PROVIDED PASSAGE: Begin
Trump said the overall output cuts would be closer to 20 million barrels per day — a figure experts said included cuts in the U.S., Canada and other countries that were not part of the OPEC package and were being driven by the poor market conditions.
Still, experts said the sharp drop in global oil demand estimated between 20 million to 30 million barrels per day will keep the market weak and prevent a significant jump in retail gasoline prices that would anger voters.
“I think the administration is just as wary as ever that marginal voters in critical states will see high gasoline prices as a bad sign,” said Kevin Book, analyst and managing director at ClearView Energy Partners. “If America’s back on the road and the pump prices are still low, the president is going to hit a sweet spot.”
Average U.S. gasoline prices were $1.86 a gallon on Monday, down nearly $1 from a year ago, according to the AAA.
Trump's efforts to push the OPEC-Russia deal to completion — including his pitch late last week to contribute U.S. oil reductions to Mexico's share of the cuts — won him praise from shale oil producers, even though many companies are still expected to suffer.
“It’ll provide him with temporary respite from the pain — from the excruciating pain — from the oil patch. He emerged as master of the deal,” said Bob McNally, founder and president of the oil consultant firm Rapidan Energy Group. “To the degree that this stops hemorrhaging from the oil patch, he will benefit from this.”
PROVIDED PASSAGE: End
GIVEN INFORMATION: Begin
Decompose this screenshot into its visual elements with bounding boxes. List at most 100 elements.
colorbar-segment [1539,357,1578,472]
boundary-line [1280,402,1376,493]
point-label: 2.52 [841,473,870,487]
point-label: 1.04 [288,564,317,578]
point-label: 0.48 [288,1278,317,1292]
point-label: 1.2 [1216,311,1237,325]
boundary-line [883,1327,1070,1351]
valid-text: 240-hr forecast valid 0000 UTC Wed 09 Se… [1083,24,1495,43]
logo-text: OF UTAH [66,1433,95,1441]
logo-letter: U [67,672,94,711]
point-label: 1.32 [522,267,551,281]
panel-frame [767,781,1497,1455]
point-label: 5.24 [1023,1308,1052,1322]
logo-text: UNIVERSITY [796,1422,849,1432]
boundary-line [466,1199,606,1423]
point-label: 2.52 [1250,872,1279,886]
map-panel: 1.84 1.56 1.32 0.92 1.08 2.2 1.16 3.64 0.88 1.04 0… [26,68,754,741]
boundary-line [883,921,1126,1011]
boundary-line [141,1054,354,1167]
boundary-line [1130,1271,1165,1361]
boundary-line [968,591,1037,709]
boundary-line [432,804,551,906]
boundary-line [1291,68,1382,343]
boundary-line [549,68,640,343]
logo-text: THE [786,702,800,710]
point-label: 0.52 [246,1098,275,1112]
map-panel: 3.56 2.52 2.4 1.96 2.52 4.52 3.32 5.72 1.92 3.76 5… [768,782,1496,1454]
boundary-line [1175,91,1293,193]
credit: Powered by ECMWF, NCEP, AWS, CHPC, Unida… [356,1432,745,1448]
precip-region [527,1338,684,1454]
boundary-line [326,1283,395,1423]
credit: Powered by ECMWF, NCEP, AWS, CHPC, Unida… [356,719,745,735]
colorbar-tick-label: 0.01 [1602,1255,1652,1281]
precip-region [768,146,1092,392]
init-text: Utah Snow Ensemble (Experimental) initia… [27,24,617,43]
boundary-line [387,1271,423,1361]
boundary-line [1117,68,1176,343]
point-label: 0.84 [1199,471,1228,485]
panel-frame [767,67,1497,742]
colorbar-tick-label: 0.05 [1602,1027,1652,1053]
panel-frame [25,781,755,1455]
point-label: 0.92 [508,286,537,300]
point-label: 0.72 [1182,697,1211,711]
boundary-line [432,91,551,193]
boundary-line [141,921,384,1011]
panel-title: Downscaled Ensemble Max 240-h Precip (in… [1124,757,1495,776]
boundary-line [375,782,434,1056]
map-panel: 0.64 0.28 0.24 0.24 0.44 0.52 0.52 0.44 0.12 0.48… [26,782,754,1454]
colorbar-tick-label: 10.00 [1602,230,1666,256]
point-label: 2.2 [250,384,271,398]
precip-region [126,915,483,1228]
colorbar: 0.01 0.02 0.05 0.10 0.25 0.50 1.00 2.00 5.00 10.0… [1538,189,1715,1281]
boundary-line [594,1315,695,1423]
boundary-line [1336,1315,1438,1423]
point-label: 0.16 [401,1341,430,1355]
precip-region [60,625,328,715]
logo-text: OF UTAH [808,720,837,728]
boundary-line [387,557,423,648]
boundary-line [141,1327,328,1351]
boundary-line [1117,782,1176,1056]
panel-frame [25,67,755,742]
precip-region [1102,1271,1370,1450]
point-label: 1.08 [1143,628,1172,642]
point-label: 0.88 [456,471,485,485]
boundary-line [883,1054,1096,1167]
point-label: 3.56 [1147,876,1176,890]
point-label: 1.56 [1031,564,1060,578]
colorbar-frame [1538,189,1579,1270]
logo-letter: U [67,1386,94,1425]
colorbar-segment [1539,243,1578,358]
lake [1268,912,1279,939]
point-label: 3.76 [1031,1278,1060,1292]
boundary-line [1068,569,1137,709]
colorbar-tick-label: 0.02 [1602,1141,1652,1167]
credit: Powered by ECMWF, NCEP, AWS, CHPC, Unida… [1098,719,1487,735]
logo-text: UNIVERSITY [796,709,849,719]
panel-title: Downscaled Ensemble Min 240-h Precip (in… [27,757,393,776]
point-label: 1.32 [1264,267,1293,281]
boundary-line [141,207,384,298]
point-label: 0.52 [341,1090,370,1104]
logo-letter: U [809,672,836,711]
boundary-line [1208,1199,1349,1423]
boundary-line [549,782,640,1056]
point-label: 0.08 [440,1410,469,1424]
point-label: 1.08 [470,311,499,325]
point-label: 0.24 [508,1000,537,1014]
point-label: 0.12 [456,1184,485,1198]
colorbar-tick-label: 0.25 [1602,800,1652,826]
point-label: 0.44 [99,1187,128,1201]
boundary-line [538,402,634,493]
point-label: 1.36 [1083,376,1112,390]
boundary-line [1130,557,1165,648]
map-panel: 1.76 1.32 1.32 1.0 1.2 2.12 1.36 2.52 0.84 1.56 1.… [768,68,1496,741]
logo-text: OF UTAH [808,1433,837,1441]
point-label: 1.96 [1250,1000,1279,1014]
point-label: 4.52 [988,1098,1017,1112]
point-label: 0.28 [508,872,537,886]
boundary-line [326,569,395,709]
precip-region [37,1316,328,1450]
GIVEN INFORMATION: End
QUESTIONS TO ANSWER:
A) According to the passage on the oil production cuts, what was the average U.S. gasoline price on Monday?
B) Rewrite the part of the passage on the oil production cuts starting with "Still, experts said" and going on through "would anger voters.", putting "steep" in place of "sharp".
C) Write the next part of the passage on the oil production cuts, picking up after its last sentence.

RESPONSE LIST:
A) $1.86 a gallon

B)
Still, experts said the steep drop in global oil demand estimated between 20 million to 30 million barrels per day will keep the market weak and prevent a significant jump in retail gasoline prices that would anger voters.

C)
But McNally said the administration may yet resort to trade barriers that Trump has threatened to impose on foreign oil shipments. And the deal may address the massive global oversupply through June, he added, but won’t avert U.S. bankruptcies altogether. If the economy is still struggling deep into the summer, McNally said, “the risk is this powder keg blows this summer and fall, and blows in ways that linger into the election.”
Sarah Ladislaw, director of the Energy and National Security Program at the Center for Strategic and International Studies, said although Trump successfully “strong-armed” the pact, he won't be able to lift the broader market. That means some companies will need more help, and they will continue to press the administration, even though the sector is divided about seeking aid.
“There’s not broad industry support for that.” she said. “I think the president can get harmed by the fact the industry is not going to do well during this downturn.”
Experts say Trump needs to balance the administration's aid to the industry with keeping prices low for motorists. But others warn that the suffering in the oil patch could be a broader sign of a sluggish economic recovery, which would pose a serious danger to Trump's reelection — even if it doesn't put "ruby red" Republican states that dominate oil production at risk, ClearView's Book said.
“Oklahoma and Wyoming are not places where a Republican candidate is likely to lose. The same could probably be said of Louisiana and Alaska,” he said. “There are those that contend Texas is on the cusp, but if Texas turns blue, it probably wouldn’t be because of oil.”
That doesn’t mean lawmakers won't take up the charge on behalf of their local industries, said Ladislaw, noting that lawmakers played a major role in drawing attention to the industry’s problems.
Measures such as cutting off military aid to Saudi Arabia, as suggested by Sen. Kevin Cramer (R-N.D.) or imposing tariffs, as sought by Trump backer and shale magnate Harold Hamm, surely caught the eye of the Saudi leaders, said Jason Bordoff, director of the Center on Global Energy Policy at Columbia University and a former energy adviser to President Barack Obama.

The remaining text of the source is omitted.